-- AIM --
Leave out the pictures and copy the remaining records exactly.
——
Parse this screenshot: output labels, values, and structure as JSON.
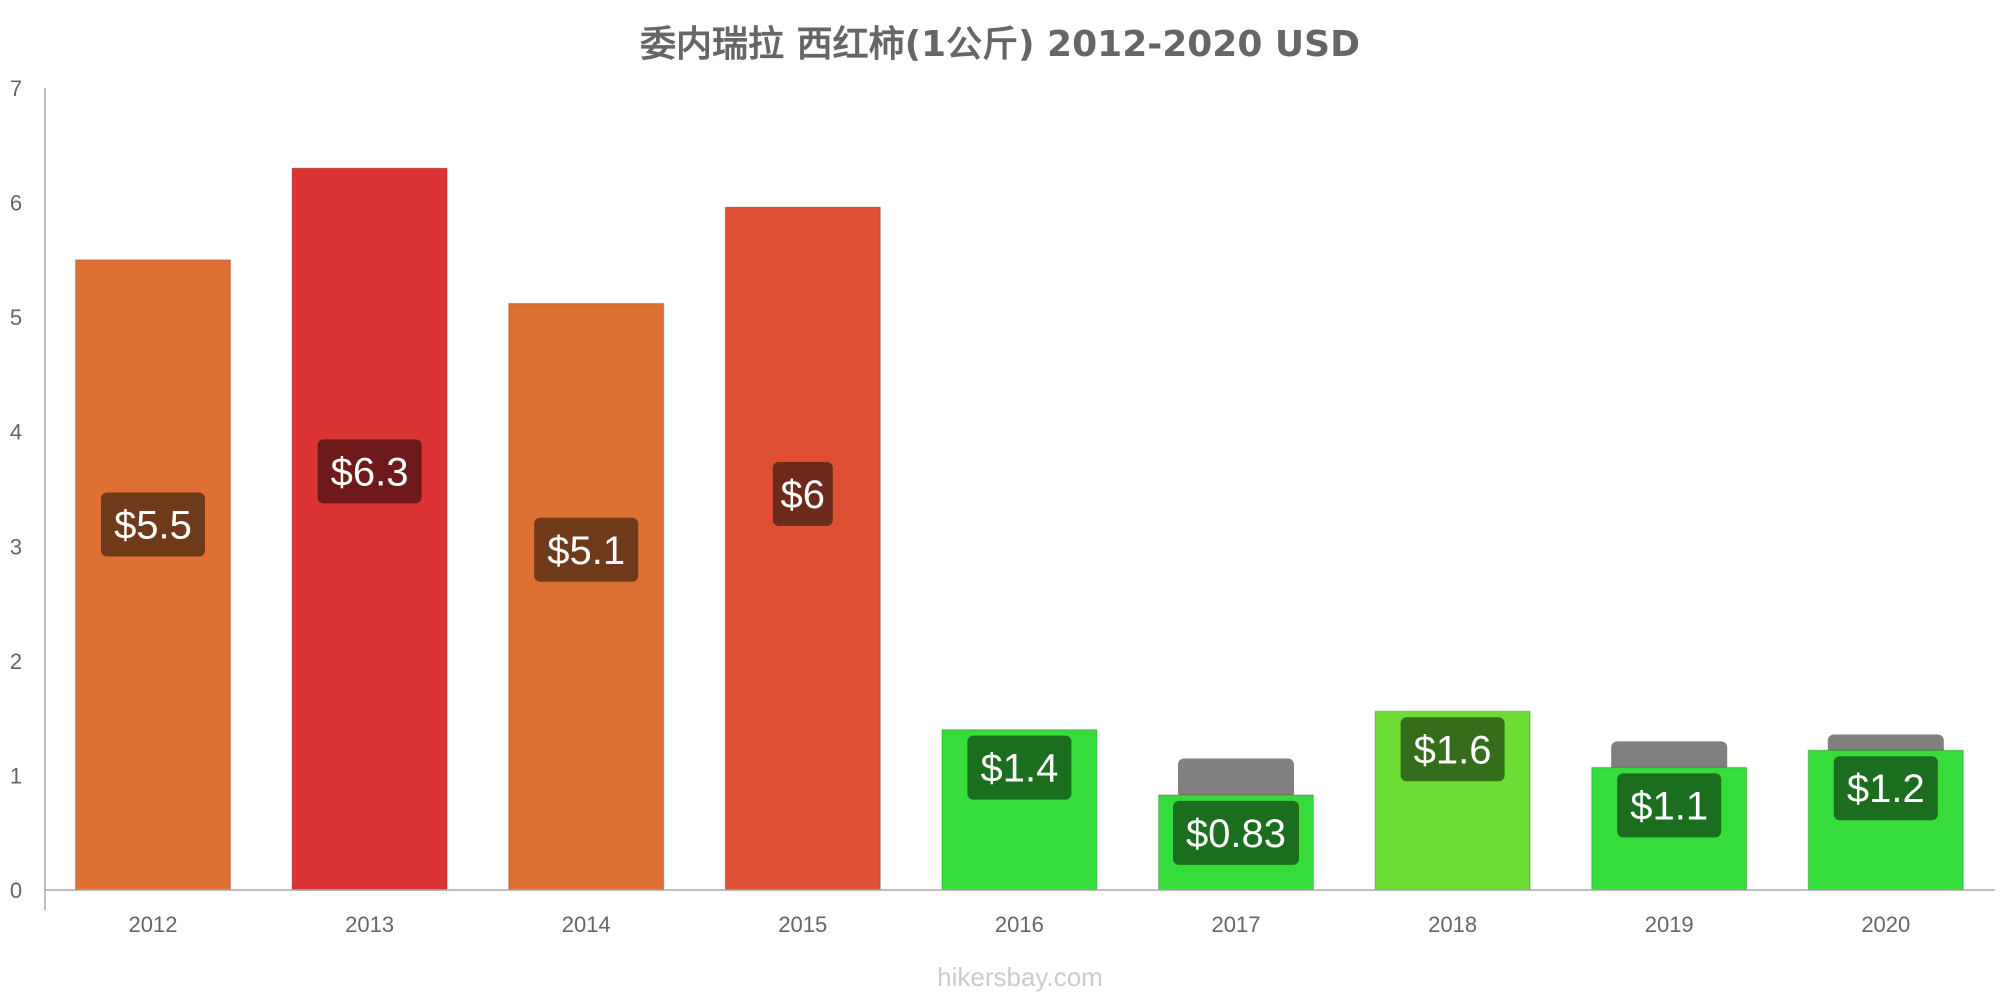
{
  "chart_data": {
    "type": "bar",
    "title": "委内瑞拉 西红柿(1公斤) 2012-2020 USD",
    "xlabel": "",
    "ylabel": "",
    "ylim": [
      0,
      7
    ],
    "yticks": [
      "0",
      "1",
      "2",
      "3",
      "4",
      "5",
      "6",
      "7"
    ],
    "categories": [
      "2012",
      "2013",
      "2014",
      "2015",
      "2016",
      "2017",
      "2018",
      "2019",
      "2020"
    ],
    "values": [
      5.5,
      6.3,
      5.12,
      5.96,
      1.4,
      0.83,
      1.56,
      1.07,
      1.22
    ],
    "labels": [
      "$5.5",
      "$6.3",
      "$5.1",
      "$6",
      "$1.4",
      "$0.83",
      "$1.6",
      "$1.1",
      "$1.2"
    ],
    "bar_colors": [
      "#df7034",
      "#dc3434",
      "#df7034",
      "#dd5034",
      "#35dc3a",
      "#35dc3a",
      "#6ddc35",
      "#35dc3a",
      "#35dc3a"
    ],
    "label_bg_colors": [
      "#6e3a1a",
      "#6e1a1a",
      "#6e3a1a",
      "#6e2a1a",
      "#1a6e1d",
      "#1a6e1d",
      "#356e1a",
      "#1a6e1d",
      "#1a6e1d"
    ],
    "previous_markers": [
      null,
      null,
      null,
      null,
      null,
      1.06,
      null,
      1.21,
      1.27
    ],
    "grid": false,
    "legend": "none"
  },
  "credit": "hikersbay.com"
}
——
-- RESPONSE TO THE TASK --
Parse this screenshot: output labels, values, and structure as JSON.
{
  "chart_data": {
    "type": "bar",
    "title": "委内瑞拉 西红柿(1公斤) 2012-2020 USD",
    "xlabel": "",
    "ylabel": "",
    "ylim": [
      0,
      7
    ],
    "yticks": [
      "0",
      "1",
      "2",
      "3",
      "4",
      "5",
      "6",
      "7"
    ],
    "categories": [
      "2012",
      "2013",
      "2014",
      "2015",
      "2016",
      "2017",
      "2018",
      "2019",
      "2020"
    ],
    "values": [
      5.5,
      6.3,
      5.12,
      5.96,
      1.4,
      0.83,
      1.56,
      1.07,
      1.22
    ],
    "labels": [
      "$5.5",
      "$6.3",
      "$5.1",
      "$6",
      "$1.4",
      "$0.83",
      "$1.6",
      "$1.1",
      "$1.2"
    ],
    "bar_colors": [
      "#df7034",
      "#dc3434",
      "#df7034",
      "#dd5034",
      "#35dc3a",
      "#35dc3a",
      "#6ddc35",
      "#35dc3a",
      "#35dc3a"
    ],
    "label_bg_colors": [
      "#6e3a1a",
      "#6e1a1a",
      "#6e3a1a",
      "#6e2a1a",
      "#1a6e1d",
      "#1a6e1d",
      "#356e1a",
      "#1a6e1d",
      "#1a6e1d"
    ],
    "previous_markers": [
      null,
      null,
      null,
      null,
      null,
      1.06,
      null,
      1.21,
      1.27
    ],
    "grid": false,
    "legend": "none"
  },
  "credit": "hikersbay.com"
}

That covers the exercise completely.